- **Task prompt**:
From the listing below, pull out all lines with "text" in them.

- **Stored records**:
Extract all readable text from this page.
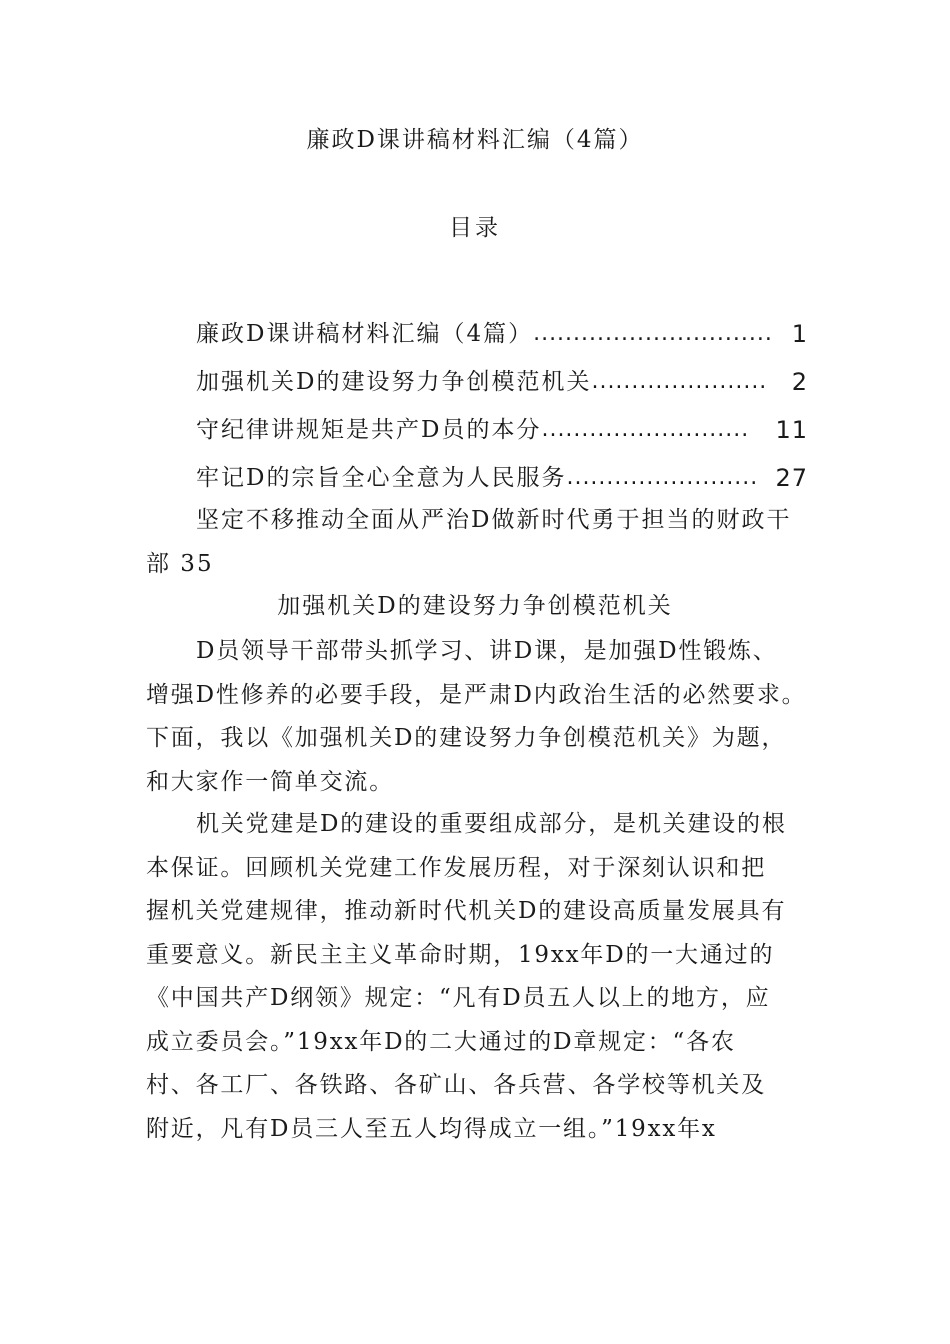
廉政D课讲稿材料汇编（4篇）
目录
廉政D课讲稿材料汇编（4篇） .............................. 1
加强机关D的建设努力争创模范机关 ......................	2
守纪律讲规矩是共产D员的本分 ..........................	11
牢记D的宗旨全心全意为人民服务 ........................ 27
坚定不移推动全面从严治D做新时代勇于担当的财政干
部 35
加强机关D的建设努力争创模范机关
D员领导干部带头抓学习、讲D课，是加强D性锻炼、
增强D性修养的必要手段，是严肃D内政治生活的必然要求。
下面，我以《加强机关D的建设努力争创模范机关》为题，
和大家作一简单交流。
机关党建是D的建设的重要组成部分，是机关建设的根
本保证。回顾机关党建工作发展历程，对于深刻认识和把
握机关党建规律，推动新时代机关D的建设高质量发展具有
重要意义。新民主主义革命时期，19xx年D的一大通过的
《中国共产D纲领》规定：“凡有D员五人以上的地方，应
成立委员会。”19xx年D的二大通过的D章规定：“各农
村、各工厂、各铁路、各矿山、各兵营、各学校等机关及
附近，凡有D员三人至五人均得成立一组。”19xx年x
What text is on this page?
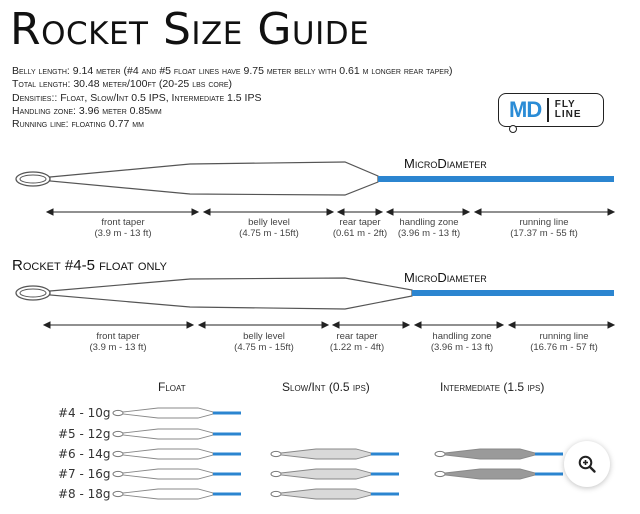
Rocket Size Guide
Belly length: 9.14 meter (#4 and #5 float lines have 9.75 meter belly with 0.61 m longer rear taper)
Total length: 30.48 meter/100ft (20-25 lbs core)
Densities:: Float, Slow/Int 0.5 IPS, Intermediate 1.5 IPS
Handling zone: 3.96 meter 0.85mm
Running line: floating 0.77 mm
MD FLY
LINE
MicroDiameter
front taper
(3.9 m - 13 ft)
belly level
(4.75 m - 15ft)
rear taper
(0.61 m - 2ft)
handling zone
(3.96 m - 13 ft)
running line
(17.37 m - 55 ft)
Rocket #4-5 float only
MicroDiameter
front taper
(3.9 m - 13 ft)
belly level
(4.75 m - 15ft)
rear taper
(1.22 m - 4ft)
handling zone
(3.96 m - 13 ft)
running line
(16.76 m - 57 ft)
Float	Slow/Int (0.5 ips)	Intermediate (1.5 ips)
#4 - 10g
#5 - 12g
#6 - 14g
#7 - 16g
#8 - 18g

* * *

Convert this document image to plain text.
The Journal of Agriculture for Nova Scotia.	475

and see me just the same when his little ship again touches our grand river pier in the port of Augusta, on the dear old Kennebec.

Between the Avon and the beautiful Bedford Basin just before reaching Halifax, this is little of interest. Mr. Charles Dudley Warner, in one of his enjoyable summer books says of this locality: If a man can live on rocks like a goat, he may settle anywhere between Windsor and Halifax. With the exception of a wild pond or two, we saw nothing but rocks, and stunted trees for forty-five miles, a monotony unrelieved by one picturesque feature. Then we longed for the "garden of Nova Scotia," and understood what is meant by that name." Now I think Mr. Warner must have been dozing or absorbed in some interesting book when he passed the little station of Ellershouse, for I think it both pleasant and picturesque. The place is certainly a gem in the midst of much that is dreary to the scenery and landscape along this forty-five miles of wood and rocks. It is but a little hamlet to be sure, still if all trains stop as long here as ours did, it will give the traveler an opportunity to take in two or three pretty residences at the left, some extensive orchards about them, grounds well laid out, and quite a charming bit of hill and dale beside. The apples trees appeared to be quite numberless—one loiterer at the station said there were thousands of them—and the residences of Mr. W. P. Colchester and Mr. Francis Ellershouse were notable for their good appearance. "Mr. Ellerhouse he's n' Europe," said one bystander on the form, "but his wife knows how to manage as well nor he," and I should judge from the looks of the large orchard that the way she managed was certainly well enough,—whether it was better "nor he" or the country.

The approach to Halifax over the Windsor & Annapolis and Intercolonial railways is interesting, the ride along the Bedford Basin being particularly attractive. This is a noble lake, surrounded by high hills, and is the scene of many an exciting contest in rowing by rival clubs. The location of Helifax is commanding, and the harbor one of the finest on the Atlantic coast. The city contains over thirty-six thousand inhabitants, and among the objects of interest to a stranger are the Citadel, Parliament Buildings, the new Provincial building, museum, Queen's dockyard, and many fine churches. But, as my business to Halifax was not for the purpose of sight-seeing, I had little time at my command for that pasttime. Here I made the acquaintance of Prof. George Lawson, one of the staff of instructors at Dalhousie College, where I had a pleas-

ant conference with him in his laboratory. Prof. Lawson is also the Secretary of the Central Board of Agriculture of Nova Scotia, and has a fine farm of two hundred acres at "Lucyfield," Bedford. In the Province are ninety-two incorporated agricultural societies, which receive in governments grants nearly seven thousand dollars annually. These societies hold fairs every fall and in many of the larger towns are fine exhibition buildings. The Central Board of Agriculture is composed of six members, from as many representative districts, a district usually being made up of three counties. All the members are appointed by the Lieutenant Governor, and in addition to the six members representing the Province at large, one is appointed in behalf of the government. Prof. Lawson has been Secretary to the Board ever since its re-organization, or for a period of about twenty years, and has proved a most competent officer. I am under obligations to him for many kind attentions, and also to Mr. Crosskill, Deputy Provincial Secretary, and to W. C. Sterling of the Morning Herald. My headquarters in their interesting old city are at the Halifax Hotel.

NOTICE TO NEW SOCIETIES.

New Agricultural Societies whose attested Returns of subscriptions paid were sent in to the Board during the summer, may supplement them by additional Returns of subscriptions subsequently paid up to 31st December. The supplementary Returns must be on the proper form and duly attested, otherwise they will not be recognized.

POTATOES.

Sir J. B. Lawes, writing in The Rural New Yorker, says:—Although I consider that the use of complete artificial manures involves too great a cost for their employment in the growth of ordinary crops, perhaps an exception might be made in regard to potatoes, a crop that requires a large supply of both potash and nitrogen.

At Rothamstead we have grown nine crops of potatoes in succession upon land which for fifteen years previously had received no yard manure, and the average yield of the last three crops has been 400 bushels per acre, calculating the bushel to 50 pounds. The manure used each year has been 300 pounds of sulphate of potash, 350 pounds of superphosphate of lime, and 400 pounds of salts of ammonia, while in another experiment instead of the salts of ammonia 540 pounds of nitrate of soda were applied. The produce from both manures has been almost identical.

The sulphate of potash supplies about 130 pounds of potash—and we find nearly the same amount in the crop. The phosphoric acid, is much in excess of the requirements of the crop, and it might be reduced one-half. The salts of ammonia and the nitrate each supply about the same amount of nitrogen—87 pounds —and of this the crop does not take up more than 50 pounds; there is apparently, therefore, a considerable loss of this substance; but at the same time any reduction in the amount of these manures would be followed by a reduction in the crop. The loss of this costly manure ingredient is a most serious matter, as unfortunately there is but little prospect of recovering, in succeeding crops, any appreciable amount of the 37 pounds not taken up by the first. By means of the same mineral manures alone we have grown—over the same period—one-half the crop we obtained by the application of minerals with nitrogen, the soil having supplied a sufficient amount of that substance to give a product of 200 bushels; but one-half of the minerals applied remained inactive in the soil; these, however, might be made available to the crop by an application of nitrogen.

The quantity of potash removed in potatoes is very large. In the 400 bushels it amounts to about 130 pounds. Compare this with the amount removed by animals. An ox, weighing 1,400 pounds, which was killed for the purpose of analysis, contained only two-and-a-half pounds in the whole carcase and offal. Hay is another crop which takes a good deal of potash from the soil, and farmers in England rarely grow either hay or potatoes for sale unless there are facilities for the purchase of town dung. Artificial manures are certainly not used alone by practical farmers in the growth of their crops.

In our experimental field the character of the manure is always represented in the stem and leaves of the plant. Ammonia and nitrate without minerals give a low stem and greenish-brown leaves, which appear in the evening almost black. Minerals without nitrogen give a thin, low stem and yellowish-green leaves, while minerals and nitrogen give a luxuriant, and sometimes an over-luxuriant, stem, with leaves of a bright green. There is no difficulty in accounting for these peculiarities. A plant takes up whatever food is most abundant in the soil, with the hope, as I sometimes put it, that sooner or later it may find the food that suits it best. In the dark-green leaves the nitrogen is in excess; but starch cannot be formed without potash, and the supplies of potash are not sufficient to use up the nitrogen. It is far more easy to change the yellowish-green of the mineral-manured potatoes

- **Answer to this task**:
Extract all readable text from this page.
What text is on this page?
Convert this document image to plain text.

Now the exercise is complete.